:: TASK TO CARRY OUT ::
Pick out every line below that contains the string "left", and copy each one.

:: SOURCE DATA ::
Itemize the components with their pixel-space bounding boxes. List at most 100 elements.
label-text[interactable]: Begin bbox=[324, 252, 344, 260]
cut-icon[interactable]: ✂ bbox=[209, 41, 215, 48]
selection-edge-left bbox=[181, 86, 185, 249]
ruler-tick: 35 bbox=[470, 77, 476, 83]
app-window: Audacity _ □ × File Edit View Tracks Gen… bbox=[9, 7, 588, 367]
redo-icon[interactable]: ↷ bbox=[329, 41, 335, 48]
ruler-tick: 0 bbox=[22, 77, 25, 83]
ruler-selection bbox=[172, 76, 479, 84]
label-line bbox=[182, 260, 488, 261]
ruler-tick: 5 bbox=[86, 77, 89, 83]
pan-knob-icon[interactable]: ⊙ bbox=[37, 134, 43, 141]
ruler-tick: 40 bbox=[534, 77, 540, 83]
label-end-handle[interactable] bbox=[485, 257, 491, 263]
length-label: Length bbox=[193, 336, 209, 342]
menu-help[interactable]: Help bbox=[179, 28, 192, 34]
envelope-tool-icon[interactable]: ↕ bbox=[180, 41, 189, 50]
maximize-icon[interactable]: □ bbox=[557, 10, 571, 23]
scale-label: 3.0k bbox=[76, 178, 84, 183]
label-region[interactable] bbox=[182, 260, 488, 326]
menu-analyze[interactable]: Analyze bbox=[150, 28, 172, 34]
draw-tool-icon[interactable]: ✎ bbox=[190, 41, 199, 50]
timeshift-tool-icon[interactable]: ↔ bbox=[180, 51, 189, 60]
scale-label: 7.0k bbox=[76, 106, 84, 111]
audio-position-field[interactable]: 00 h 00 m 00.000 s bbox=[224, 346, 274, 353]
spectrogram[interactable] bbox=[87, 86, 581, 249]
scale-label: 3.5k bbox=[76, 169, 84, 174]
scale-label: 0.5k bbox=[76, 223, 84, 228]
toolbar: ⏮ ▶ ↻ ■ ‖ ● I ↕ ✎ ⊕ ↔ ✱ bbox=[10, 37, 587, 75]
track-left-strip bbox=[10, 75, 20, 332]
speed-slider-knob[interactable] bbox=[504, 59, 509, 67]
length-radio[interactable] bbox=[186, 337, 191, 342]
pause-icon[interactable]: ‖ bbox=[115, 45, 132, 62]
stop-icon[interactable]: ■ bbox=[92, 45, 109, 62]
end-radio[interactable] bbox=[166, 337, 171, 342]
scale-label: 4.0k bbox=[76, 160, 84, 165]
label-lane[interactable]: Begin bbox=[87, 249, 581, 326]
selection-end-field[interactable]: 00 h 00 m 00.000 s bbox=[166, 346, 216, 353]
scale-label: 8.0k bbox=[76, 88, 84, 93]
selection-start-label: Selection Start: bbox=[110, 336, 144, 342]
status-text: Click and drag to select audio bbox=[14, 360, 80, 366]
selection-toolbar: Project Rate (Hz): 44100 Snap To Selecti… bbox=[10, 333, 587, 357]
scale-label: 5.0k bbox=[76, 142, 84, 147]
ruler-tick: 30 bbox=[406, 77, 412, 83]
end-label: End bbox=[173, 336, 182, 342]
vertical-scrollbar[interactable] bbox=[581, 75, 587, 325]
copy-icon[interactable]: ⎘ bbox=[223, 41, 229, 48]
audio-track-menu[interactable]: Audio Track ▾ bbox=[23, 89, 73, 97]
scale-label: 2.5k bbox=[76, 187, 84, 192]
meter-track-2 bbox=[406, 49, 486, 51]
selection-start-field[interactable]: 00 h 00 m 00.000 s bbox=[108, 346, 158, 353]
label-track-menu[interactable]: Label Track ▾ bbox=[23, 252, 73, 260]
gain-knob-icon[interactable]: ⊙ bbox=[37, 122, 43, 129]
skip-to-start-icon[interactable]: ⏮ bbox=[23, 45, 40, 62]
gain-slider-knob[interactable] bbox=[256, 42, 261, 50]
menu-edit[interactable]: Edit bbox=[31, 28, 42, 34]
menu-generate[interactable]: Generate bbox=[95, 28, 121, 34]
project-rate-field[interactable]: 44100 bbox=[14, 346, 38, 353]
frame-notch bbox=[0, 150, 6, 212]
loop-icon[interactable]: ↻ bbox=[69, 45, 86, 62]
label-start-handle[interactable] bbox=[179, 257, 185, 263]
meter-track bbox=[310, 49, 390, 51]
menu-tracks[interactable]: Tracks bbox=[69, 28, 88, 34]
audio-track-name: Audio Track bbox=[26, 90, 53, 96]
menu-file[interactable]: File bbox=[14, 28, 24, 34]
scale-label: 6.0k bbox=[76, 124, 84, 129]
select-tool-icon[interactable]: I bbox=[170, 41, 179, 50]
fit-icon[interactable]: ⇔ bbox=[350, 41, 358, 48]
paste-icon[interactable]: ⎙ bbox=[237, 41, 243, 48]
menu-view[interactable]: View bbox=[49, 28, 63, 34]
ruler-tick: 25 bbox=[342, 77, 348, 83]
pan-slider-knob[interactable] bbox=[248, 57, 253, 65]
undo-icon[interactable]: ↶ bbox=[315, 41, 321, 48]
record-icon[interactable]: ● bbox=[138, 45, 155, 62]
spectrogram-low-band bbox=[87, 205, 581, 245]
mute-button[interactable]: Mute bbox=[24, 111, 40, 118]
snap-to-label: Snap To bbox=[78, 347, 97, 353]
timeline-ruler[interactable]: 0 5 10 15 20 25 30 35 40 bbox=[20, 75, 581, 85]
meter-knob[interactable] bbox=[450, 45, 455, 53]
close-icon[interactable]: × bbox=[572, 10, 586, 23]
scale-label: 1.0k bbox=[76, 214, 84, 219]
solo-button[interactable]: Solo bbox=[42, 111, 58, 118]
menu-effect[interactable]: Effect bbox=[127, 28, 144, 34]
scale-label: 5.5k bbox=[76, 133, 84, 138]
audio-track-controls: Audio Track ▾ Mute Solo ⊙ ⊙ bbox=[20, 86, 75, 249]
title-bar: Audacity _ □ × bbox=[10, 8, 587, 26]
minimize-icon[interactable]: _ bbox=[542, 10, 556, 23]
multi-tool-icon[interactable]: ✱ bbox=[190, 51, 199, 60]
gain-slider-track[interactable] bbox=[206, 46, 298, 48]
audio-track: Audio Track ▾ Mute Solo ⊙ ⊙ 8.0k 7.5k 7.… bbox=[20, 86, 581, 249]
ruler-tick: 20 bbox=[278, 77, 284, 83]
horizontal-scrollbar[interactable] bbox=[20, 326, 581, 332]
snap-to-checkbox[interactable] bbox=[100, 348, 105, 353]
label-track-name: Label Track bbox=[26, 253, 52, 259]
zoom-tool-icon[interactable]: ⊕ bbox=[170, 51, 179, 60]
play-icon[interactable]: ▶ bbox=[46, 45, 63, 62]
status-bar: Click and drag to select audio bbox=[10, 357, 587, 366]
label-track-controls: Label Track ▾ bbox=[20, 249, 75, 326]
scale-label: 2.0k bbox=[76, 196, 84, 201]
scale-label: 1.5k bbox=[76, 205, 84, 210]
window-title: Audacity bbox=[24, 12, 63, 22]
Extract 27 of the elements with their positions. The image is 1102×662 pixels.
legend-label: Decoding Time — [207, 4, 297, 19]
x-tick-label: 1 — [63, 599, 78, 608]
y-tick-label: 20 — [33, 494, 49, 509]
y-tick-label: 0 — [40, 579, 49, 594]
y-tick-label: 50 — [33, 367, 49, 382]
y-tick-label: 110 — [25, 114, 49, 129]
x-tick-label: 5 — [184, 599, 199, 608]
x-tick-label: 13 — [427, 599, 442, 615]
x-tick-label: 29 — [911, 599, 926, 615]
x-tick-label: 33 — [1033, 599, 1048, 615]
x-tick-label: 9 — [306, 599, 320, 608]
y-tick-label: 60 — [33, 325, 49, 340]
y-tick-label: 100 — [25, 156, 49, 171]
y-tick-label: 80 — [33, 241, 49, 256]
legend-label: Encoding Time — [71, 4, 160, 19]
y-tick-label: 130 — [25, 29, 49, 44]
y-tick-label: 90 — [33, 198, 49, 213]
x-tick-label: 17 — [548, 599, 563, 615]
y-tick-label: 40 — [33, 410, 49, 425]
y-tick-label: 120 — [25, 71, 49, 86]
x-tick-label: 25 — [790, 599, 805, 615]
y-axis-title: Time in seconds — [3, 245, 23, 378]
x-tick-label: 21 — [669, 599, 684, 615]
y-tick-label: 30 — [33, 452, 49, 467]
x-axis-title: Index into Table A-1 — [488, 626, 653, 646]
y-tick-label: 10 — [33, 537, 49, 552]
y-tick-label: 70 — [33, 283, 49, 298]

:: TASK RESPONSE ::
selection-edge-left bbox=[181, 86, 185, 249]
track-left-strip bbox=[10, 75, 20, 332]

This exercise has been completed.